> [SUPPLIED INFORMATION]
::::

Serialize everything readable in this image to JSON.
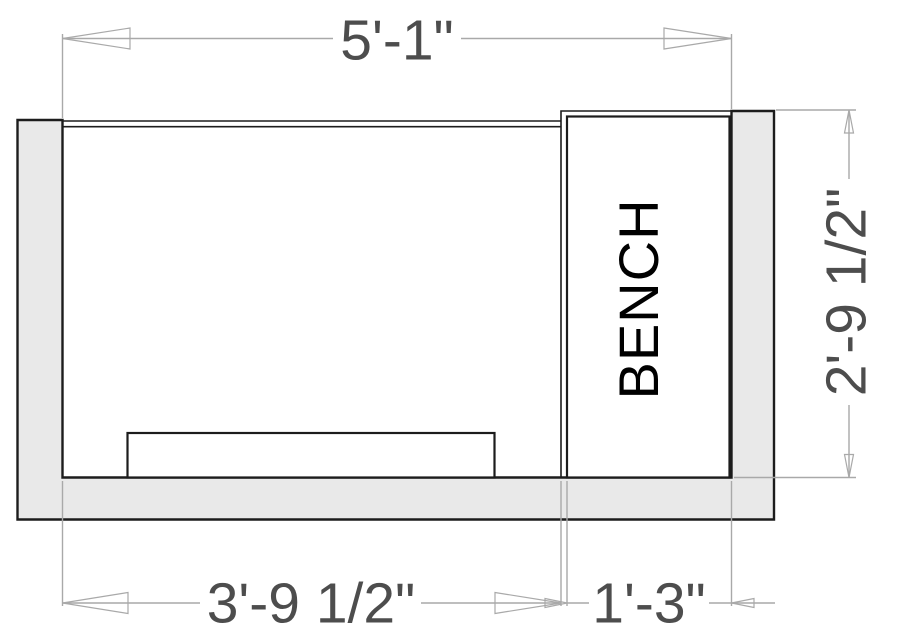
{
  "drawing": {
    "type": "floor-plan",
    "labels": {
      "bench": "BENCH"
    },
    "dimensions": {
      "top_width": "5'-1\"",
      "bottom_left_width": "3'-9 1/2\"",
      "bottom_right_width": "1'-3\"",
      "right_height": "2'-9 1/2\""
    },
    "colors": {
      "background": "#ffffff",
      "wall_fill": "#e9e9e9",
      "wall_stroke": "#1c1c1c",
      "dimension_line": "#a9a9a9",
      "dimension_text": "#4d4d4d",
      "bench_text": "#000000"
    }
  }
}
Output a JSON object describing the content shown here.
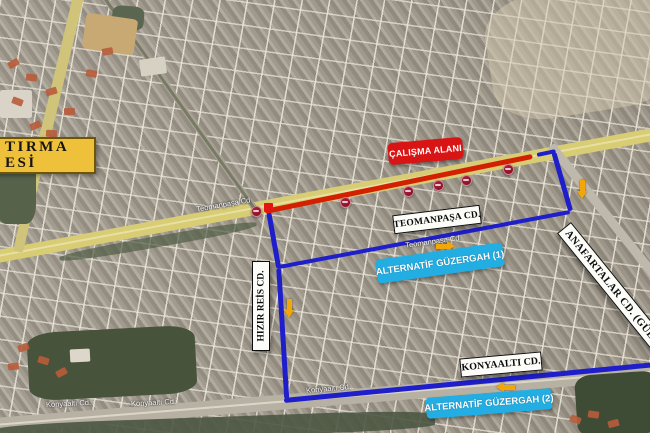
{
  "map": {
    "hospital_box": {
      "lines": [
        "TIRMA",
        "ESİ"
      ],
      "bg": "#efc13b"
    },
    "work_area": {
      "label": "ÇALIŞMA ALANI",
      "bg": "#d81414"
    },
    "street_labels": {
      "teomanpasa": "TEOMANPAŞA CD.",
      "konyaalti": "KONYAALTI CD.",
      "hizir_reis": "HIZIR REİS CD.",
      "anafartalar": "ANAFARTALAR CD. (GÜLLÜK"
    },
    "alt_route_labels": {
      "alt1": "ALTERNATİF GÜZERGAH (1)",
      "alt2": "ALTERNATİF GÜZERGAH (2)",
      "bg": "#22aee2"
    },
    "imagery_street_labels": [
      {
        "text": "Teomanpaşa Cd",
        "x": 196,
        "y": 200,
        "rot": -10
      },
      {
        "text": "Teomanpaşa Cd",
        "x": 405,
        "y": 237,
        "rot": -8
      },
      {
        "text": "Konyaaltı Cd.",
        "x": 46,
        "y": 399,
        "rot": -3
      },
      {
        "text": "Konyaaltı Cd.",
        "x": 131,
        "y": 398,
        "rot": -3
      },
      {
        "text": "Konyaaltı Cd.",
        "x": 306,
        "y": 384,
        "rot": -5
      }
    ],
    "overlay": {
      "closed_road": {
        "color": "#d32000",
        "segments": [
          {
            "x1": 265,
            "y1": 211,
            "x2": 532,
            "y2": 156,
            "w": 5
          }
        ],
        "closure_square": {
          "x": 264,
          "y": 203,
          "size": 9,
          "color": "#e21414"
        }
      },
      "no_entry_markers": {
        "color": "#8c1228",
        "positions": [
          {
            "x": 256,
            "y": 211
          },
          {
            "x": 345,
            "y": 202
          },
          {
            "x": 408,
            "y": 191
          },
          {
            "x": 438,
            "y": 185
          },
          {
            "x": 466,
            "y": 180
          },
          {
            "x": 508,
            "y": 169
          }
        ]
      },
      "alternative_routes": {
        "color": "#1e1ecb",
        "segments": [
          {
            "x1": 269,
            "y1": 212,
            "x2": 279,
            "y2": 268,
            "w": 4.5
          },
          {
            "x1": 279,
            "y1": 268,
            "x2": 287,
            "y2": 399,
            "w": 4.5
          },
          {
            "x1": 284,
            "y1": 400,
            "x2": 656,
            "y2": 364,
            "w": 5
          },
          {
            "x1": 279,
            "y1": 267,
            "x2": 570,
            "y2": 212,
            "w": 4
          },
          {
            "x1": 554,
            "y1": 152,
            "x2": 571,
            "y2": 211,
            "w": 4.5
          },
          {
            "x1": 537,
            "y1": 155,
            "x2": 556,
            "y2": 151,
            "w": 4
          }
        ]
      },
      "direction_arrows": {
        "color": "#f2a60a",
        "items": [
          {
            "x": 436,
            "y": 241,
            "dir": "right"
          },
          {
            "x": 577,
            "y": 180,
            "dir": "down"
          },
          {
            "x": 284,
            "y": 299,
            "dir": "down"
          },
          {
            "x": 496,
            "y": 382,
            "dir": "left"
          }
        ]
      }
    }
  }
}
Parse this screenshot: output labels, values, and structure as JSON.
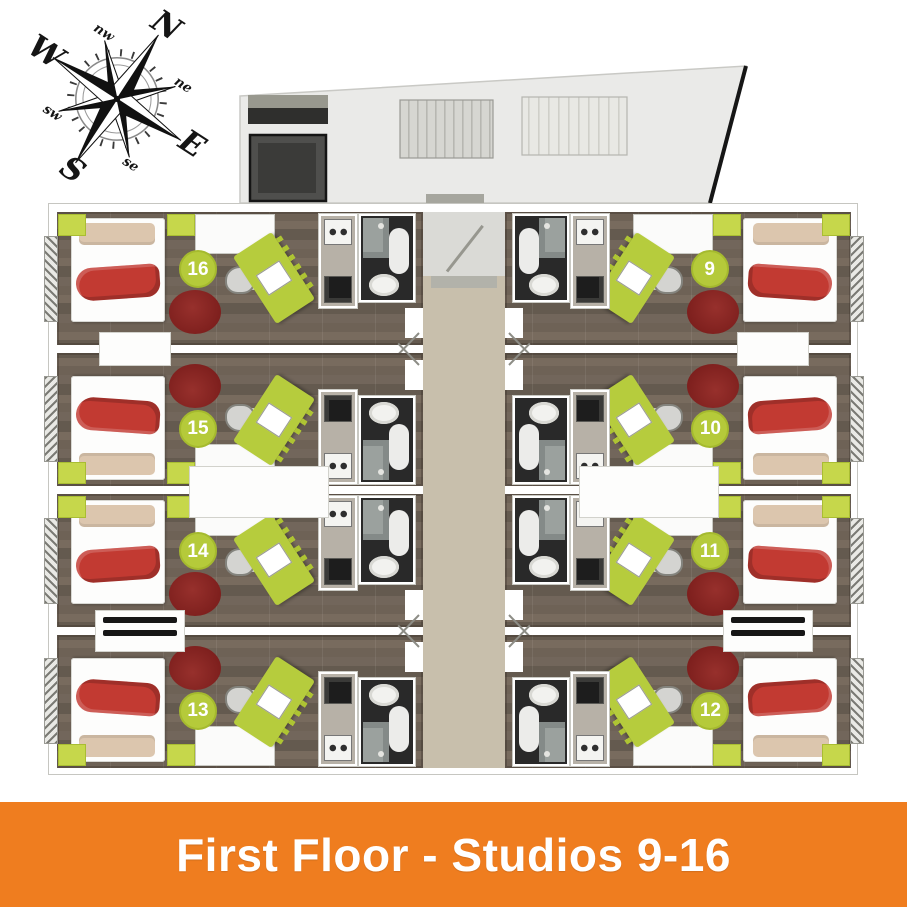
{
  "banner": {
    "title": "First Floor - Studios 9-16",
    "background": "#ef7d1f",
    "text_color": "#ffffff"
  },
  "compass": {
    "cardinal": [
      "N",
      "E",
      "S",
      "W"
    ],
    "intercardinal": [
      "nw",
      "ne",
      "se",
      "sw"
    ]
  },
  "plan": {
    "floor_label": "First Floor",
    "studio_range": "9-16",
    "studios": [
      {
        "number": "16",
        "column": "left",
        "row": 1
      },
      {
        "number": "15",
        "column": "left",
        "row": 2
      },
      {
        "number": "14",
        "column": "left",
        "row": 3
      },
      {
        "number": "13",
        "column": "left",
        "row": 4
      },
      {
        "number": "9",
        "column": "right",
        "row": 1
      },
      {
        "number": "10",
        "column": "right",
        "row": 2
      },
      {
        "number": "11",
        "column": "right",
        "row": 3
      },
      {
        "number": "12",
        "column": "right",
        "row": 4
      }
    ],
    "colors": {
      "accent_lime": "#b5ca3a",
      "rug_red": "#7d1f1d",
      "blanket_red": "#c23a32",
      "floor_wood": "#6e6256",
      "corridor_beige": "#c8bfac",
      "bathroom_dark": "#292929"
    }
  }
}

::::

> [WHAT NEEDS TO BE DONE] Leave out the pictures and output every record above precisely as given.

> [WRITTEN SOLUTION]
Serialize everything readable in this image to JSON.
{
  "drawing": {
    "type": "floor-plan",
    "labels": {
      "bench": "BENCH"
    },
    "dimensions": {
      "top_width": "5'-1\"",
      "bottom_left_width": "3'-9 1/2\"",
      "bottom_right_width": "1'-3\"",
      "right_height": "2'-9 1/2\""
    },
    "colors": {
      "background": "#ffffff",
      "wall_fill": "#e9e9e9",
      "wall_stroke": "#1c1c1c",
      "dimension_line": "#a9a9a9",
      "dimension_text": "#4d4d4d",
      "bench_text": "#000000"
    }
  }
}
Output a JSON object describing the content shown here.
{
  "map": {
    "hospital_box": {
      "lines": [
        "TIRMA",
        "ESİ"
      ],
      "bg": "#efc13b"
    },
    "work_area": {
      "label": "ÇALIŞMA ALANI",
      "bg": "#d81414"
    },
    "street_labels": {
      "teomanpasa": "TEOMANPAŞA CD.",
      "konyaalti": "KONYAALTI CD.",
      "hizir_reis": "HIZIR REİS CD.",
      "anafartalar": "ANAFARTALAR CD. (GÜLLÜK"
    },
    "alt_route_labels": {
      "alt1": "ALTERNATİF GÜZERGAH (1)",
      "alt2": "ALTERNATİF GÜZERGAH (2)",
      "bg": "#22aee2"
    },
    "imagery_street_labels": [
      {
        "text": "Teomanpaşa Cd",
        "x": 196,
        "y": 200,
        "rot": -10
      },
      {
        "text": "Teomanpaşa Cd",
        "x": 405,
        "y": 237,
        "rot": -8
      },
      {
        "text": "Konyaaltı Cd.",
        "x": 46,
        "y": 399,
        "rot": -3
      },
      {
        "text": "Konyaaltı Cd.",
        "x": 131,
        "y": 398,
        "rot": -3
      },
      {
        "text": "Konyaaltı Cd.",
        "x": 306,
        "y": 384,
        "rot": -5
      }
    ],
    "overlay": {
      "closed_road": {
        "color": "#d32000",
        "segments": [
          {
            "x1": 265,
            "y1": 211,
            "x2": 532,
            "y2": 156,
            "w": 5
          }
        ],
        "closure_square": {
          "x": 264,
          "y": 203,
          "size": 9,
          "color": "#e21414"
        }
      },
      "no_entry_markers": {
        "color": "#8c1228",
        "positions": [
          {
            "x": 256,
            "y": 211
          },
          {
            "x": 345,
            "y": 202
          },
          {
            "x": 408,
            "y": 191
          },
          {
            "x": 438,
            "y": 185
          },
          {
            "x": 466,
            "y": 180
          },
          {
            "x": 508,
            "y": 169
          }
        ]
      },
      "alternative_routes": {
        "color": "#1e1ecb",
        "segments": [
          {
            "x1": 269,
            "y1": 212,
            "x2": 279,
            "y2": 268,
            "w": 4.5
          },
          {
            "x1": 279,
            "y1": 268,
            "x2": 287,
            "y2": 399,
            "w": 4.5
          },
          {
            "x1": 284,
            "y1": 400,
            "x2": 656,
            "y2": 364,
            "w": 5
          },
          {
            "x1": 279,
            "y1": 267,
            "x2": 570,
            "y2": 212,
            "w": 4
          },
          {
            "x1": 554,
            "y1": 152,
            "x2": 571,
            "y2": 211,
            "w": 4.5
          },
          {
            "x1": 537,
            "y1": 155,
            "x2": 556,
            "y2": 151,
            "w": 4
          }
        ]
      },
      "direction_arrows": {
        "color": "#f2a60a",
        "items": [
          {
            "x": 436,
            "y": 241,
            "dir": "right"
          },
          {
            "x": 577,
            "y": 180,
            "dir": "down"
          },
          {
            "x": 284,
            "y": 299,
            "dir": "down"
          },
          {
            "x": 496,
            "y": 382,
            "dir": "left"
          }
        ]
      }
    }
  }
}
Parse this screenshot: output labels, values, and structure as JSON.
{
  "banner": {
    "title": "First Floor - Studios 9-16",
    "background": "#ef7d1f",
    "text_color": "#ffffff"
  },
  "compass": {
    "cardinal": [
      "N",
      "E",
      "S",
      "W"
    ],
    "intercardinal": [
      "nw",
      "ne",
      "se",
      "sw"
    ]
  },
  "plan": {
    "floor_label": "First Floor",
    "studio_range": "9-16",
    "studios": [
      {
        "number": "16",
        "column": "left",
        "row": 1
      },
      {
        "number": "15",
        "column": "left",
        "row": 2
      },
      {
        "number": "14",
        "column": "left",
        "row": 3
      },
      {
        "number": "13",
        "column": "left",
        "row": 4
      },
      {
        "number": "9",
        "column": "right",
        "row": 1
      },
      {
        "number": "10",
        "column": "right",
        "row": 2
      },
      {
        "number": "11",
        "column": "right",
        "row": 3
      },
      {
        "number": "12",
        "column": "right",
        "row": 4
      }
    ],
    "colors": {
      "accent_lime": "#b5ca3a",
      "rug_red": "#7d1f1d",
      "blanket_red": "#c23a32",
      "floor_wood": "#6e6256",
      "corridor_beige": "#c8bfac",
      "bathroom_dark": "#292929"
    }
  }
}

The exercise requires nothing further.